** Begin Data shown **

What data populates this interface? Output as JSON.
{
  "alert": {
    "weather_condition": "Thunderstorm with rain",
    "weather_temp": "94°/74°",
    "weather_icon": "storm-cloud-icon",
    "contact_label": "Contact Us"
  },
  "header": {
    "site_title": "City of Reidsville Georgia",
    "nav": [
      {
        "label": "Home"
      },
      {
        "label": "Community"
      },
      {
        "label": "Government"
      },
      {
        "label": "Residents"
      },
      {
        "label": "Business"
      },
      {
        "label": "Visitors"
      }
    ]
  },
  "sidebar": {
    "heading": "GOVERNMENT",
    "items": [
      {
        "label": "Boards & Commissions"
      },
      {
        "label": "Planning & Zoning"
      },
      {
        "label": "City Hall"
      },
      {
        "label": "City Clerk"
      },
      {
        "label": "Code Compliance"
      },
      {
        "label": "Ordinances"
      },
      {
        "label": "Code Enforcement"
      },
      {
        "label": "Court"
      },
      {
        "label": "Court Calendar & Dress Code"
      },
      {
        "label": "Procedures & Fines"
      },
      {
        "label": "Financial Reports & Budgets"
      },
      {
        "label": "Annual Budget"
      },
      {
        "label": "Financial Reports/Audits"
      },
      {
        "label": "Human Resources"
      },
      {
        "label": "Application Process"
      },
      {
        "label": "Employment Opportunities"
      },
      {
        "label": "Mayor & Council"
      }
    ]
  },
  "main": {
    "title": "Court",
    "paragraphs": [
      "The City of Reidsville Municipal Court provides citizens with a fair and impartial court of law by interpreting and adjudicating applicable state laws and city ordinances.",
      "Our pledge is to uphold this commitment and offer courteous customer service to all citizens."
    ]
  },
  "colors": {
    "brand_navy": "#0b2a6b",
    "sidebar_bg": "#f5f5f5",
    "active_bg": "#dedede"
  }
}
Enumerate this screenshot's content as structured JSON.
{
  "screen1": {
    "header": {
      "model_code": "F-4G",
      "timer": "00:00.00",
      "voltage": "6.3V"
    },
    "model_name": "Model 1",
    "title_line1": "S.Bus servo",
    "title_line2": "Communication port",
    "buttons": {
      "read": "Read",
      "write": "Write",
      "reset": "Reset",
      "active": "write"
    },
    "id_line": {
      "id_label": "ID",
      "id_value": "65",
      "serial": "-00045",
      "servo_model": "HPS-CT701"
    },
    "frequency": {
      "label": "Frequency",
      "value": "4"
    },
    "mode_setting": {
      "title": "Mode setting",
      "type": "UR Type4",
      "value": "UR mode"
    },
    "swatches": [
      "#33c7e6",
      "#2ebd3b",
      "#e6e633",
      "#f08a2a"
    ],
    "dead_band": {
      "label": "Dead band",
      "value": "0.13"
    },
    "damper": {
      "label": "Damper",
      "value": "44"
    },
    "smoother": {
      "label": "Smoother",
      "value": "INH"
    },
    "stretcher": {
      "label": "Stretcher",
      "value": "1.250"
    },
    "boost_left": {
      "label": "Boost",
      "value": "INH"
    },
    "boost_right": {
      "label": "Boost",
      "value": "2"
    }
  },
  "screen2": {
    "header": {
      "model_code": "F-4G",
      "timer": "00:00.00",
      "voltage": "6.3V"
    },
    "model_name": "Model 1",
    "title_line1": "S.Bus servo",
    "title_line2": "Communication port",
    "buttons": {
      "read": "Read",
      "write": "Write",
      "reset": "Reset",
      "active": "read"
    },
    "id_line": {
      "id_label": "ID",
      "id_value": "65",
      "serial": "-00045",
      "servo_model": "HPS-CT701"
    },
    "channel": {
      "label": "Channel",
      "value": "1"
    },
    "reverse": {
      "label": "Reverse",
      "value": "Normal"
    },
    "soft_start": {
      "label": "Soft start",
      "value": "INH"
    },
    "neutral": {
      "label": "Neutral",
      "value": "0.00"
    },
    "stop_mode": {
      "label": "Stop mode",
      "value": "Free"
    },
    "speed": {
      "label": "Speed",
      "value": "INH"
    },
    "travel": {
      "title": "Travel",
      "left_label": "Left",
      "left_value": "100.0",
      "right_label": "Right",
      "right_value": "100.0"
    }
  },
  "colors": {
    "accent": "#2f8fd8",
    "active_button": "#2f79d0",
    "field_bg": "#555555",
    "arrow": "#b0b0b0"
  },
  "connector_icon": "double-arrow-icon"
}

** End Data shown **

Written request>
Quote the whole listing above, leaving nothing out.

Result of this exercise>
What data populates this interface? Output as JSON.
{
  "alert": {
    "weather_condition": "Thunderstorm with rain",
    "weather_temp": "94°/74°",
    "weather_icon": "storm-cloud-icon",
    "contact_label": "Contact Us"
  },
  "header": {
    "site_title": "City of Reidsville Georgia",
    "nav": [
      {
        "label": "Home"
      },
      {
        "label": "Community"
      },
      {
        "label": "Government"
      },
      {
        "label": "Residents"
      },
      {
        "label": "Business"
      },
      {
        "label": "Visitors"
      }
    ]
  },
  "sidebar": {
    "heading": "GOVERNMENT",
    "items": [
      {
        "label": "Boards & Commissions"
      },
      {
        "label": "Planning & Zoning"
      },
      {
        "label": "City Hall"
      },
      {
        "label": "City Clerk"
      },
      {
        "label": "Code Compliance"
      },
      {
        "label": "Ordinances"
      },
      {
        "label": "Code Enforcement"
      },
      {
        "label": "Court"
      },
      {
        "label": "Court Calendar & Dress Code"
      },
      {
        "label": "Procedures & Fines"
      },
      {
        "label": "Financial Reports & Budgets"
      },
      {
        "label": "Annual Budget"
      },
      {
        "label": "Financial Reports/Audits"
      },
      {
        "label": "Human Resources"
      },
      {
        "label": "Application Process"
      },
      {
        "label": "Employment Opportunities"
      },
      {
        "label": "Mayor & Council"
      }
    ]
  },
  "main": {
    "title": "Court",
    "paragraphs": [
      "The City of Reidsville Municipal Court provides citizens with a fair and impartial court of law by interpreting and adjudicating applicable state laws and city ordinances.",
      "Our pledge is to uphold this commitment and offer courteous customer service to all citizens."
    ]
  },
  "colors": {
    "brand_navy": "#0b2a6b",
    "sidebar_bg": "#f5f5f5",
    "active_bg": "#dedede"
  }
}
Enumerate this screenshot's content as structured JSON.
{
  "screen1": {
    "header": {
      "model_code": "F-4G",
      "timer": "00:00.00",
      "voltage": "6.3V"
    },
    "model_name": "Model 1",
    "title_line1": "S.Bus servo",
    "title_line2": "Communication port",
    "buttons": {
      "read": "Read",
      "write": "Write",
      "reset": "Reset",
      "active": "write"
    },
    "id_line": {
      "id_label": "ID",
      "id_value": "65",
      "serial": "-00045",
      "servo_model": "HPS-CT701"
    },
    "frequency": {
      "label": "Frequency",
      "value": "4"
    },
    "mode_setting": {
      "title": "Mode setting",
      "type": "UR Type4",
      "value": "UR mode"
    },
    "swatches": [
      "#33c7e6",
      "#2ebd3b",
      "#e6e633",
      "#f08a2a"
    ],
    "dead_band": {
      "label": "Dead band",
      "value": "0.13"
    },
    "damper": {
      "label": "Damper",
      "value": "44"
    },
    "smoother": {
      "label": "Smoother",
      "value": "INH"
    },
    "stretcher": {
      "label": "Stretcher",
      "value": "1.250"
    },
    "boost_left": {
      "label": "Boost",
      "value": "INH"
    },
    "boost_right": {
      "label": "Boost",
      "value": "2"
    }
  },
  "screen2": {
    "header": {
      "model_code": "F-4G",
      "timer": "00:00.00",
      "voltage": "6.3V"
    },
    "model_name": "Model 1",
    "title_line1": "S.Bus servo",
    "title_line2": "Communication port",
    "buttons": {
      "read": "Read",
      "write": "Write",
      "reset": "Reset",
      "active": "read"
    },
    "id_line": {
      "id_label": "ID",
      "id_value": "65",
      "serial": "-00045",
      "servo_model": "HPS-CT701"
    },
    "channel": {
      "label": "Channel",
      "value": "1"
    },
    "reverse": {
      "label": "Reverse",
      "value": "Normal"
    },
    "soft_start": {
      "label": "Soft start",
      "value": "INH"
    },
    "neutral": {
      "label": "Neutral",
      "value": "0.00"
    },
    "stop_mode": {
      "label": "Stop mode",
      "value": "Free"
    },
    "speed": {
      "label": "Speed",
      "value": "INH"
    },
    "travel": {
      "title": "Travel",
      "left_label": "Left",
      "left_value": "100.0",
      "right_label": "Right",
      "right_value": "100.0"
    }
  },
  "colors": {
    "accent": "#2f8fd8",
    "active_button": "#2f79d0",
    "field_bg": "#555555",
    "arrow": "#b0b0b0"
  },
  "connector_icon": "double-arrow-icon"
}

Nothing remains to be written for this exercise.